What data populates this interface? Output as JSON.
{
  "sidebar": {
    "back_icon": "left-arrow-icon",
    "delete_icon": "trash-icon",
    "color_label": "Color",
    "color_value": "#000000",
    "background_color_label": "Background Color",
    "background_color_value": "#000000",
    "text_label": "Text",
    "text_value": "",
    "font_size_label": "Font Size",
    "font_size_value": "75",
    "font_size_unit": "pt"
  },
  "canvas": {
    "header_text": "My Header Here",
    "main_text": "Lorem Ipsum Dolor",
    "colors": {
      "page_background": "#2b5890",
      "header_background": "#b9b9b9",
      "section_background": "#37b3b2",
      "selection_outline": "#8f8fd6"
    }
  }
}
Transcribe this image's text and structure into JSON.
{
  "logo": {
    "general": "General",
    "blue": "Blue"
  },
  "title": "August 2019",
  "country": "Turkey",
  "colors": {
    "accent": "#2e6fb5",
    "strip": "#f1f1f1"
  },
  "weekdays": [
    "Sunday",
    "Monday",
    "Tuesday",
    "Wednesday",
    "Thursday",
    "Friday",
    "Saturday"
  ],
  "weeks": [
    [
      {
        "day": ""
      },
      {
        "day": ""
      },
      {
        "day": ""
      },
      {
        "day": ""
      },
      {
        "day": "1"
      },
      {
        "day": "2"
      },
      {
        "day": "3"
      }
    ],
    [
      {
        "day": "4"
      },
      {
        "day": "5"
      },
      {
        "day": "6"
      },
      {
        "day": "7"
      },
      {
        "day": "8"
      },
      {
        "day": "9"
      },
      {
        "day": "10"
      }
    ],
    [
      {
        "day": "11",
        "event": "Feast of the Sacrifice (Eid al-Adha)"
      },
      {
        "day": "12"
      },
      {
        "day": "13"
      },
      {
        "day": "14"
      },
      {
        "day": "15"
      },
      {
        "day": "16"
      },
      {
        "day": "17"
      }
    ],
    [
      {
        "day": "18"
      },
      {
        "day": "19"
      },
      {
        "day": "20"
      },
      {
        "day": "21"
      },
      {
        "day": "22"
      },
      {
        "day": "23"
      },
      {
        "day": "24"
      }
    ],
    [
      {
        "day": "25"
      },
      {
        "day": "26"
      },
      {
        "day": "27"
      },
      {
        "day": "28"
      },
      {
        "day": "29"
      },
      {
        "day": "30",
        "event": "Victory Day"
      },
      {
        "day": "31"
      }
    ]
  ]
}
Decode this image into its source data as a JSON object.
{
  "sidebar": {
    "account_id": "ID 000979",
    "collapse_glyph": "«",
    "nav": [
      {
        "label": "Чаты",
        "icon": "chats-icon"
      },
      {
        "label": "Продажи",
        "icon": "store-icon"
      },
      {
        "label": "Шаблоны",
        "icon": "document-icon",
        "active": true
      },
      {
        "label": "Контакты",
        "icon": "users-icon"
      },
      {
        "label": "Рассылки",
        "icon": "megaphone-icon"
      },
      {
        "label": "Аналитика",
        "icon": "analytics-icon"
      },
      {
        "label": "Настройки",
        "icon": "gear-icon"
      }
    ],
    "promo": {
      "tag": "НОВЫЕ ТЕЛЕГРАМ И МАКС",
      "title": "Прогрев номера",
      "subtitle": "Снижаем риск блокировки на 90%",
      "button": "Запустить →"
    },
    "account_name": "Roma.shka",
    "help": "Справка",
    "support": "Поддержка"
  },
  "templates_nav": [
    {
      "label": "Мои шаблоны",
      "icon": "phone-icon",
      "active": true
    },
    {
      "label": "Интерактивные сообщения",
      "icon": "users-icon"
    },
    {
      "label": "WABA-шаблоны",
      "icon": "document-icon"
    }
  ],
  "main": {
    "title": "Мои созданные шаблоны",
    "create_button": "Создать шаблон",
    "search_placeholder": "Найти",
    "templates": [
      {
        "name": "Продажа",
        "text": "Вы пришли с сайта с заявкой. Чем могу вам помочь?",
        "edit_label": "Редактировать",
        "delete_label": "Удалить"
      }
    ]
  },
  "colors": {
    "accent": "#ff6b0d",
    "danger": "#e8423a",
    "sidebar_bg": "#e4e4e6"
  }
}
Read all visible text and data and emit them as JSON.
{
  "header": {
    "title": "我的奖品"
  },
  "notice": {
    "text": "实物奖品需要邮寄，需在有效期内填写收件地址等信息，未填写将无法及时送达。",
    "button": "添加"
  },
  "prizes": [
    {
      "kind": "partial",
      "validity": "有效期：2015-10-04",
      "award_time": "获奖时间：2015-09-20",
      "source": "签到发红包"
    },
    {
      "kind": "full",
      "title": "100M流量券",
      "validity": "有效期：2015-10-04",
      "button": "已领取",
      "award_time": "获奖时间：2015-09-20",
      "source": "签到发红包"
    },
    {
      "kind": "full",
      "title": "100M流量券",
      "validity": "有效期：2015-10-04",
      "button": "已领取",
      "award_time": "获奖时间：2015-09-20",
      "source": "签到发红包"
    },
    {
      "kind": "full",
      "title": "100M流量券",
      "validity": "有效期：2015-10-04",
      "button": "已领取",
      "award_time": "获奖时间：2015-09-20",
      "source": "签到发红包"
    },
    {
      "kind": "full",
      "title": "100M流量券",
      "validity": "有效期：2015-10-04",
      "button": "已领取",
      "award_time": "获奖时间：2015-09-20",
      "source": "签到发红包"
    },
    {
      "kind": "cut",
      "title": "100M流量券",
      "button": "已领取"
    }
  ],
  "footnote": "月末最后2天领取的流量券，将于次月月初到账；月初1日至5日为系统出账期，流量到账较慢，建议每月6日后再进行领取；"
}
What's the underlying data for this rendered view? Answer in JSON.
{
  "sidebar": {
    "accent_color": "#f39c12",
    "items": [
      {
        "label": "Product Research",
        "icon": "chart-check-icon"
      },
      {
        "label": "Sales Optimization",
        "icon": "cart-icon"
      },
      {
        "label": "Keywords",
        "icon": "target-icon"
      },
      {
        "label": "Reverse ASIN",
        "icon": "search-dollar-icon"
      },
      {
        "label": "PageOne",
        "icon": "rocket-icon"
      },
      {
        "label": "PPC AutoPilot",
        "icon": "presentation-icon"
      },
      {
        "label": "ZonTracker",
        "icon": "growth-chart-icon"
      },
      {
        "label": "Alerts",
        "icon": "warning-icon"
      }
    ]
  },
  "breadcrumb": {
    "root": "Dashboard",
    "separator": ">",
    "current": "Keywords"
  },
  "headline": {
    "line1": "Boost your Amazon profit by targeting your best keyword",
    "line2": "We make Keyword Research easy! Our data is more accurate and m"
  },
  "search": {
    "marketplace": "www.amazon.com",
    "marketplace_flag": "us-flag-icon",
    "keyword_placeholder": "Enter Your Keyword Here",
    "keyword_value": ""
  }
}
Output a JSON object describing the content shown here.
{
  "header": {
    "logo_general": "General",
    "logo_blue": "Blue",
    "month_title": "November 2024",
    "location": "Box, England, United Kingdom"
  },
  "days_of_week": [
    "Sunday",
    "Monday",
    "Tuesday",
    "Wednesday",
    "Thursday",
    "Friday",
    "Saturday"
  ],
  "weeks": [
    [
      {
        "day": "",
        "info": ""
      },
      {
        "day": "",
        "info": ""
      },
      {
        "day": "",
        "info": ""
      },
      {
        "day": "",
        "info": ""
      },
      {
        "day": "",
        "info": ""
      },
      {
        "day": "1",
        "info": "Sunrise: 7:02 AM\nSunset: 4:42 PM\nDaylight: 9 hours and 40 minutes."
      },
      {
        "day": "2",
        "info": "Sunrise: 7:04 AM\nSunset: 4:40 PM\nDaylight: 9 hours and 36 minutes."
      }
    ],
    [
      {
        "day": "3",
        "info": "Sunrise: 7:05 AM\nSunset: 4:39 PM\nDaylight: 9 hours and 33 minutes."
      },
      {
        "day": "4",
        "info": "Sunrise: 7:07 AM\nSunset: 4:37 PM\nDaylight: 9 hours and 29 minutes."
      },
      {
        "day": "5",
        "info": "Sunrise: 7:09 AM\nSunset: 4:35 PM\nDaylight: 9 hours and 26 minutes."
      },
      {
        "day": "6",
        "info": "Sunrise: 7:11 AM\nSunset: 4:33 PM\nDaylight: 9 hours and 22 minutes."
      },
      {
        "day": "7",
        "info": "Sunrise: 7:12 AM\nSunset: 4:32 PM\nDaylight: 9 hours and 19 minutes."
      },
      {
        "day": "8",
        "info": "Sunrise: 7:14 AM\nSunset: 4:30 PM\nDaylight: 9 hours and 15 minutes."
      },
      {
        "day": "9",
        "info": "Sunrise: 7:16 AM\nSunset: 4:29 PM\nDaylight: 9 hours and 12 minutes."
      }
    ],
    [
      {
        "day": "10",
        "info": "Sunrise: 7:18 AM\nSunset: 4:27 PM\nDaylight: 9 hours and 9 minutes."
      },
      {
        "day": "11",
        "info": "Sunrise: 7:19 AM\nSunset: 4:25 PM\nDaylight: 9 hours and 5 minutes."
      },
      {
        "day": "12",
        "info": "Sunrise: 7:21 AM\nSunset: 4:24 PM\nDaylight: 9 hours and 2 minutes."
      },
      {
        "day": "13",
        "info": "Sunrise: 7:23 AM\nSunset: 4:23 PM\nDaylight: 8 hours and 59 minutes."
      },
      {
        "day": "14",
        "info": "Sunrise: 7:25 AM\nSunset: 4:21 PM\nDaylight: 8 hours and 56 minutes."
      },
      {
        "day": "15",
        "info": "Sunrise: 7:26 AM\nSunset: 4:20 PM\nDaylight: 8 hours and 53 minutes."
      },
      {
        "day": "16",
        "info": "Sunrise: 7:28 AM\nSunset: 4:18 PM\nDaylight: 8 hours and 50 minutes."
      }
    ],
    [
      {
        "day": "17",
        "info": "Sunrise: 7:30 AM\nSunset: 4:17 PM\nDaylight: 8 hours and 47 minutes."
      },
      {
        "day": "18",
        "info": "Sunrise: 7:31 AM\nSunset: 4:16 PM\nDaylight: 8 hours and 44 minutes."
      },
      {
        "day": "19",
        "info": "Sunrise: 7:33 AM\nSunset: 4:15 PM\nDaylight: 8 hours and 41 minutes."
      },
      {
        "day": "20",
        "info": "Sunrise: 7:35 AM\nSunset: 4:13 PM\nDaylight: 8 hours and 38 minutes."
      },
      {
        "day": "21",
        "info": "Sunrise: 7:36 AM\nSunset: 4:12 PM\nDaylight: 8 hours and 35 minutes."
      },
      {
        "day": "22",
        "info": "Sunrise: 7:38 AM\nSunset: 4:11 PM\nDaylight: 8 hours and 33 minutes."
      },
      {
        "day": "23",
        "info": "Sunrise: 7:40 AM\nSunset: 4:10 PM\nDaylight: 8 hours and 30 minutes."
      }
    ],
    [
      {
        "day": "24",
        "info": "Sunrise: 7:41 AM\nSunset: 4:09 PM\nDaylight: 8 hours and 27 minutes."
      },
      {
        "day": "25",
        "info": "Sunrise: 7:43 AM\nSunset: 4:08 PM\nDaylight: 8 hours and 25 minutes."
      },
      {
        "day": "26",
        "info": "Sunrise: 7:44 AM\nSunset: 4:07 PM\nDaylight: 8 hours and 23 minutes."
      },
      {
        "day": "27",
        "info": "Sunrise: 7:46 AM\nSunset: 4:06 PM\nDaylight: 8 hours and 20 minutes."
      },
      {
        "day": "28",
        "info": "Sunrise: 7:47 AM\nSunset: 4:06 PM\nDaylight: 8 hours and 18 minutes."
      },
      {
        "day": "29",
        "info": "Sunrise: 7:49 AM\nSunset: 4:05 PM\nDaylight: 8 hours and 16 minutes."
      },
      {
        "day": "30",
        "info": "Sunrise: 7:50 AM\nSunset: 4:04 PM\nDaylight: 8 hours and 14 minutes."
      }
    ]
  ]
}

#### GOAL:
Copy all lines from the material that include "into".

#### EXERCISE RESPONSE:
Transcribe this image's text and structure into JSON.
Decode this image into its source data as a JSON object.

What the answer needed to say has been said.